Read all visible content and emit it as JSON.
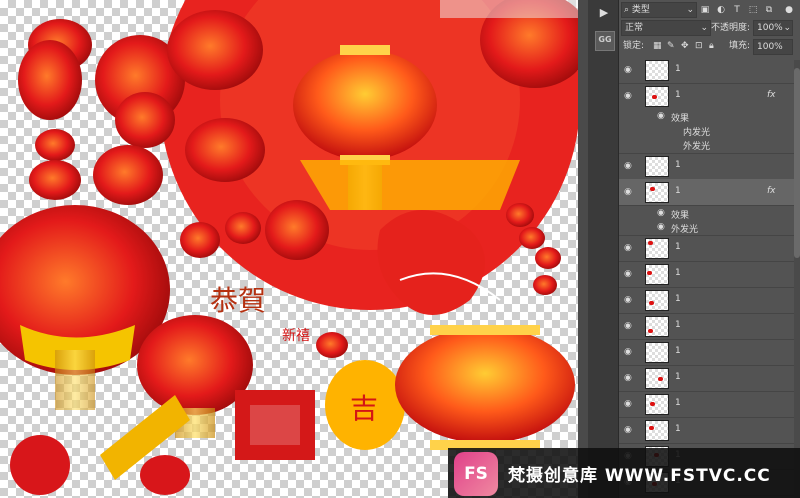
{
  "canvas": {
    "label": "Lantern collage canvas"
  },
  "toolstrip": {
    "play_icon": "play-icon",
    "gg_label": "GG"
  },
  "panel": {
    "kind_label": "类型",
    "blend_mode": "正常",
    "opacity_label": "不透明度:",
    "opacity_value": "100%",
    "lock_label": "锁定:",
    "fill_label": "填充:",
    "fill_value": "100%",
    "fx_label": "fx",
    "effects_label": "效果",
    "inner_glow": "内发光",
    "outer_glow": "外发光"
  },
  "layers": [
    {
      "name": "1",
      "fx": false
    },
    {
      "name": "1",
      "fx": true
    },
    {
      "name": "1",
      "fx": false
    },
    {
      "name": "1",
      "fx": true
    },
    {
      "name": "1",
      "fx": false
    },
    {
      "name": "1",
      "fx": false
    },
    {
      "name": "1",
      "fx": false
    },
    {
      "name": "1",
      "fx": false
    },
    {
      "name": "1",
      "fx": false
    },
    {
      "name": "1",
      "fx": false
    },
    {
      "name": "1",
      "fx": false
    },
    {
      "name": "1",
      "fx": false
    },
    {
      "name": "1",
      "fx": false
    },
    {
      "name": "1",
      "fx": false
    }
  ],
  "watermark": {
    "logo": "FS",
    "text": "梵摄创意库 WWW.FSTVC.CC"
  }
}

Task directions:
Set down all the data again exactly as above, pictures excluded.

Completed task:
Read all visible content and emit it as JSON.
{
  "canvas": {
    "label": "Lantern collage canvas"
  },
  "toolstrip": {
    "play_icon": "play-icon",
    "gg_label": "GG"
  },
  "panel": {
    "kind_label": "类型",
    "blend_mode": "正常",
    "opacity_label": "不透明度:",
    "opacity_value": "100%",
    "lock_label": "锁定:",
    "fill_label": "填充:",
    "fill_value": "100%",
    "fx_label": "fx",
    "effects_label": "效果",
    "inner_glow": "内发光",
    "outer_glow": "外发光"
  },
  "layers": [
    {
      "name": "1",
      "fx": false
    },
    {
      "name": "1",
      "fx": true
    },
    {
      "name": "1",
      "fx": false
    },
    {
      "name": "1",
      "fx": true
    },
    {
      "name": "1",
      "fx": false
    },
    {
      "name": "1",
      "fx": false
    },
    {
      "name": "1",
      "fx": false
    },
    {
      "name": "1",
      "fx": false
    },
    {
      "name": "1",
      "fx": false
    },
    {
      "name": "1",
      "fx": false
    },
    {
      "name": "1",
      "fx": false
    },
    {
      "name": "1",
      "fx": false
    },
    {
      "name": "1",
      "fx": false
    },
    {
      "name": "1",
      "fx": false
    }
  ],
  "watermark": {
    "logo": "FS",
    "text": "梵摄创意库 WWW.FSTVC.CC"
  }
}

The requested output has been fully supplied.